* **The request**:
Gather the lines that hold the string "Pacífico".

* **Data lines**:
════════════════════

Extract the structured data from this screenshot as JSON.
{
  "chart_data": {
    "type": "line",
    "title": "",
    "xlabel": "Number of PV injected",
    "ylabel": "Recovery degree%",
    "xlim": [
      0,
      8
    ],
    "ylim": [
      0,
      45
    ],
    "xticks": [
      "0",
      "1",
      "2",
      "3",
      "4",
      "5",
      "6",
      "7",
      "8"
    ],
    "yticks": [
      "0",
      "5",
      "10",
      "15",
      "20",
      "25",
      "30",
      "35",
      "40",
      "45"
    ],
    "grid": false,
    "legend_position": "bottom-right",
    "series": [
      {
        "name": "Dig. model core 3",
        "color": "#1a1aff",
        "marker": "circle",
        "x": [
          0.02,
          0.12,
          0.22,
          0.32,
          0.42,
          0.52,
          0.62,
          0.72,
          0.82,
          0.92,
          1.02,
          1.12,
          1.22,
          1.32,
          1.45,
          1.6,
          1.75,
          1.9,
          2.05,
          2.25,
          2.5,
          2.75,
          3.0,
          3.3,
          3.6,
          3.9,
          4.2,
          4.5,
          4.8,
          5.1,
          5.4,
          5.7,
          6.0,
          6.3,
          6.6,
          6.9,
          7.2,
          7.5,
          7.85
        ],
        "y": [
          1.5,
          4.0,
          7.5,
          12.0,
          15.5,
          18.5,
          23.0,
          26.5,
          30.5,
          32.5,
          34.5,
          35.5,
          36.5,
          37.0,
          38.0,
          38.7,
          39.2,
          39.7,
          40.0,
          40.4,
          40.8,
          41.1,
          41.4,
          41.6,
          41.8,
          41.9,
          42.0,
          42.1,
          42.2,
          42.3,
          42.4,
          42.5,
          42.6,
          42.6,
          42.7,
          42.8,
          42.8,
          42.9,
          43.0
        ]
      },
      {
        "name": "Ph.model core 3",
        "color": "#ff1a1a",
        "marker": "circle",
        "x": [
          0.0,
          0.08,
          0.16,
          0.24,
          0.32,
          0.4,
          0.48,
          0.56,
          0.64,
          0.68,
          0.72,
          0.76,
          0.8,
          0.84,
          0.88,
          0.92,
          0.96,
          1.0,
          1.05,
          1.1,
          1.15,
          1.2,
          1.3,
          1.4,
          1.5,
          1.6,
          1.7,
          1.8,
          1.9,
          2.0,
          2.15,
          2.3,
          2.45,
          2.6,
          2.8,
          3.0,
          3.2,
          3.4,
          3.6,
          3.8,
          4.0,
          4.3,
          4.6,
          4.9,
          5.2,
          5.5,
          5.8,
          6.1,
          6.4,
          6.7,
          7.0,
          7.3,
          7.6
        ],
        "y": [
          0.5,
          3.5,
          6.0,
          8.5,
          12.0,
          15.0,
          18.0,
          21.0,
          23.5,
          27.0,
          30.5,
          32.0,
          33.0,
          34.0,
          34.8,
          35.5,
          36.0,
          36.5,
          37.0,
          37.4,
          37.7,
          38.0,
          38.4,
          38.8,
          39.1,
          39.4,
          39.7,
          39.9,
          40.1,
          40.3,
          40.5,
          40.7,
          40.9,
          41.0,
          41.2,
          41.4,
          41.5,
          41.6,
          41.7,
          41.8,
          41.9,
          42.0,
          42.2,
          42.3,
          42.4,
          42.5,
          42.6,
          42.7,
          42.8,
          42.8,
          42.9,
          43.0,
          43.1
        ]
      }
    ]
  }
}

════════════════════

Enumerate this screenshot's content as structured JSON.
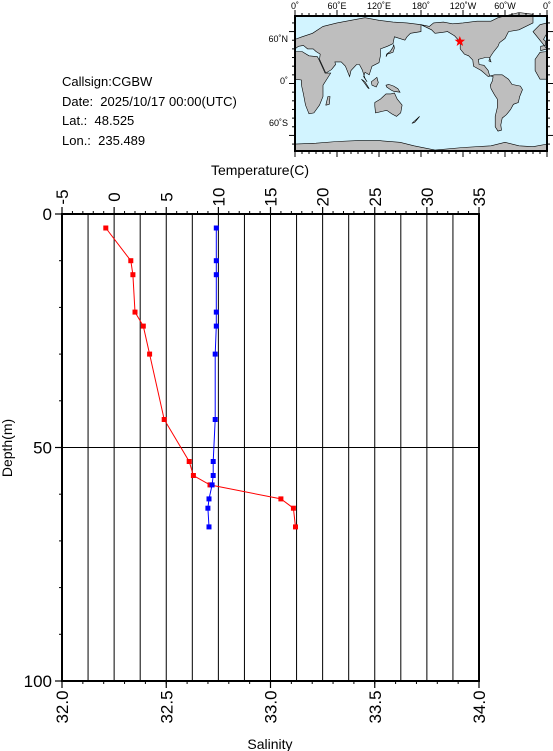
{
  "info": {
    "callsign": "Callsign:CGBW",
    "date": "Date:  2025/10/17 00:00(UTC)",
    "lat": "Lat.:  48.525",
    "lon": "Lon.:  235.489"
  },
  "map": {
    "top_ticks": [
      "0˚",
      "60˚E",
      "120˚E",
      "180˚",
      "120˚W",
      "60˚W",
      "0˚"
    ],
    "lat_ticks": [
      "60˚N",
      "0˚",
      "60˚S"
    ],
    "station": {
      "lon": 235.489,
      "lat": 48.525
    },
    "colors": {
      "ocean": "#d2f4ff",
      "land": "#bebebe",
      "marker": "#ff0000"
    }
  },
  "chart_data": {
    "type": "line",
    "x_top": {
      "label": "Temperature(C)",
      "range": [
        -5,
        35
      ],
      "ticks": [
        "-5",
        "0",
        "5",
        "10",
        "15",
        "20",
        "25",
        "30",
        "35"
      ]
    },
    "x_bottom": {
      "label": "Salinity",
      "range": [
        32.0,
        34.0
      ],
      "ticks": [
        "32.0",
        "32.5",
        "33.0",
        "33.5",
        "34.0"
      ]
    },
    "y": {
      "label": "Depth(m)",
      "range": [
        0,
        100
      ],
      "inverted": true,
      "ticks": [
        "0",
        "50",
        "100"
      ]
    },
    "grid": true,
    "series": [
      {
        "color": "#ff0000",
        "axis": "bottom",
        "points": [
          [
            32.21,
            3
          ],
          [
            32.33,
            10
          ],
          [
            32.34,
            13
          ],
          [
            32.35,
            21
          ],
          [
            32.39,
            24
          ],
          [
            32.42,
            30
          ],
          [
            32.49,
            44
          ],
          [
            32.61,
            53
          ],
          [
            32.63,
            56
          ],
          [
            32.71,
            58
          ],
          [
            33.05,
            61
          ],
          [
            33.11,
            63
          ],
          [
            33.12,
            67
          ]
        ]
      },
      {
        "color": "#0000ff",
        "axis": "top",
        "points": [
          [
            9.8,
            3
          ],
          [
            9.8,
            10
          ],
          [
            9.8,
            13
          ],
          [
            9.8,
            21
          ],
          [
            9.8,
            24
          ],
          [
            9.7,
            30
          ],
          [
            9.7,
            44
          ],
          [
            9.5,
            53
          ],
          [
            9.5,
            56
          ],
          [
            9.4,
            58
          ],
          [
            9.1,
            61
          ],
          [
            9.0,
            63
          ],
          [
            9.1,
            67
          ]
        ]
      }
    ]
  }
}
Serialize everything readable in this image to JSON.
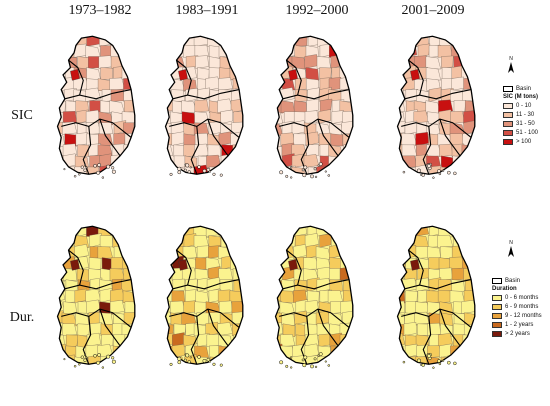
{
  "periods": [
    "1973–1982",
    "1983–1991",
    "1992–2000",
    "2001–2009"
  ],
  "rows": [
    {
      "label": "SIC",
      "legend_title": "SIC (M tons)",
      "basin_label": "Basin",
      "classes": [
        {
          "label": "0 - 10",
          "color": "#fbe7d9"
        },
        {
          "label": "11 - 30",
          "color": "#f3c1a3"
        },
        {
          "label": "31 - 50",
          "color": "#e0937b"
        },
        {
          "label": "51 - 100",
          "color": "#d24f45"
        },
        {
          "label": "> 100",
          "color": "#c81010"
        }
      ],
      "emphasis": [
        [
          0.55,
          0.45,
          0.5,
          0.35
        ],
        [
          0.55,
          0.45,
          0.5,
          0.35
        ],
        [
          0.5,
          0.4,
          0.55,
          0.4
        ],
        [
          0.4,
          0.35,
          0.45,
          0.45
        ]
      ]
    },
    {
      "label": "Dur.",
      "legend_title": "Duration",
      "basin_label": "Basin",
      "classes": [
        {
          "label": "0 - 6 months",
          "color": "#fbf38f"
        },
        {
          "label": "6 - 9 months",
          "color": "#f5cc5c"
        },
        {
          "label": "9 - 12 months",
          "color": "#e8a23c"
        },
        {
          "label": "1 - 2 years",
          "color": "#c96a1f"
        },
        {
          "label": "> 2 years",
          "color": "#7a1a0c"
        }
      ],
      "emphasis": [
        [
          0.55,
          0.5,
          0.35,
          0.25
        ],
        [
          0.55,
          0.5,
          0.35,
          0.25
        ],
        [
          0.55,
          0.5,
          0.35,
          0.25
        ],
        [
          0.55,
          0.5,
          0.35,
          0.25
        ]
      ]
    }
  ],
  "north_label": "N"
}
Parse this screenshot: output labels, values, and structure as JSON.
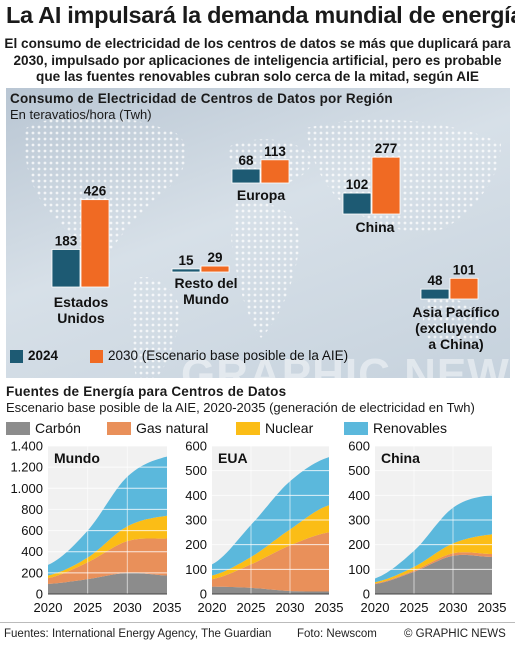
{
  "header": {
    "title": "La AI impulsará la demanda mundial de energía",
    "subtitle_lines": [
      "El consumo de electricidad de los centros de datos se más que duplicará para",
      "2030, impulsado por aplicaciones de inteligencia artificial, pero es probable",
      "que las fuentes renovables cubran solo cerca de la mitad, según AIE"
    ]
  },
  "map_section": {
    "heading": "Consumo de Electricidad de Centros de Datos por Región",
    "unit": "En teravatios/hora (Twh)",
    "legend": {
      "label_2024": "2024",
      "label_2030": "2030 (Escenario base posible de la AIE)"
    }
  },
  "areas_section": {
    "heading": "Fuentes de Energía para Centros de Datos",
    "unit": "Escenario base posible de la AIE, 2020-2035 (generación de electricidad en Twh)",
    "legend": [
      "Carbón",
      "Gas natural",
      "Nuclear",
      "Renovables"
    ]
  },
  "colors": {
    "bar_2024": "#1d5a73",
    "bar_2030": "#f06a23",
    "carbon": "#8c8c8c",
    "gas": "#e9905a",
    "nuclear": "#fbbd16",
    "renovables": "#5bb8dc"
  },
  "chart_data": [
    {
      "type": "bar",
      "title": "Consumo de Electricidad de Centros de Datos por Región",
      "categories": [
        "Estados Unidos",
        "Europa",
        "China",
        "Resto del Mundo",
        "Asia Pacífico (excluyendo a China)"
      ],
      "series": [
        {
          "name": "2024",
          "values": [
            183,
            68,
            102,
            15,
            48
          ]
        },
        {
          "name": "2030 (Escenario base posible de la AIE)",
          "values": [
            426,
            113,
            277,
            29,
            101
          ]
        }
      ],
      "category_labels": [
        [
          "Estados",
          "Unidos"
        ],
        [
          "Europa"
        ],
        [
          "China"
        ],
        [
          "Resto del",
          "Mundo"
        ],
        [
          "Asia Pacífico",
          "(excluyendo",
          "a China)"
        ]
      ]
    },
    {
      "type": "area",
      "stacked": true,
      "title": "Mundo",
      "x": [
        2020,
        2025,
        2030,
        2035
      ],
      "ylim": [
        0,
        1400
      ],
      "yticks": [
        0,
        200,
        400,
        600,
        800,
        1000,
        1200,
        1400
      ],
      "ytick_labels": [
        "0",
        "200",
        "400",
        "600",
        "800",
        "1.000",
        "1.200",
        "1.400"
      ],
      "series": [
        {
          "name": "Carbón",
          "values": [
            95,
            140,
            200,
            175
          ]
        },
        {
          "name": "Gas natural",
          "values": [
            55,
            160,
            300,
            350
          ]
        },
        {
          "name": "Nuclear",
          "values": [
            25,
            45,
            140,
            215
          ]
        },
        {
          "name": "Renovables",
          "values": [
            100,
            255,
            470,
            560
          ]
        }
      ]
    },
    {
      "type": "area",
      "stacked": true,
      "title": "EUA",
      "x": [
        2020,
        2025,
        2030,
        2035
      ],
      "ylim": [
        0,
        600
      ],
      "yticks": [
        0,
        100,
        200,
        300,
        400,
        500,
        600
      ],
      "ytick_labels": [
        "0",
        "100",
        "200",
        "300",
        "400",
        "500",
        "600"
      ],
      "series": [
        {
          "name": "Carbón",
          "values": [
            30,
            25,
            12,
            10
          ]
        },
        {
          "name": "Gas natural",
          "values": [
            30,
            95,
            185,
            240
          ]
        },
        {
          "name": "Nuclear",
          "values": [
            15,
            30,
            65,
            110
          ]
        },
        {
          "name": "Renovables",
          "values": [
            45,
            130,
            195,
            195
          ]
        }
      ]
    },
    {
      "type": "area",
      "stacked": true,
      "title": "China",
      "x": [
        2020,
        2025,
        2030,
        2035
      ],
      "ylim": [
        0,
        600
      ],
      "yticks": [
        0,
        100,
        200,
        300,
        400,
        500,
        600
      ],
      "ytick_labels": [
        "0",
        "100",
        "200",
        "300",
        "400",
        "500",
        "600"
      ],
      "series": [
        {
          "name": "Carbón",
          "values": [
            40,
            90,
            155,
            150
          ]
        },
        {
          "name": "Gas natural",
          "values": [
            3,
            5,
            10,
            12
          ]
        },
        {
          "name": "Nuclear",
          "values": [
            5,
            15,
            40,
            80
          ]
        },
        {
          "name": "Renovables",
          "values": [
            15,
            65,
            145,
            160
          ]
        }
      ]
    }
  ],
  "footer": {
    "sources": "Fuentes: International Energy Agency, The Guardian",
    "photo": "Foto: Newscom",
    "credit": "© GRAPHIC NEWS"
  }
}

════════════════════

* **Task output**:
        "Asia Pacífico (excluyendo a China)"
          "Asia Pacífico",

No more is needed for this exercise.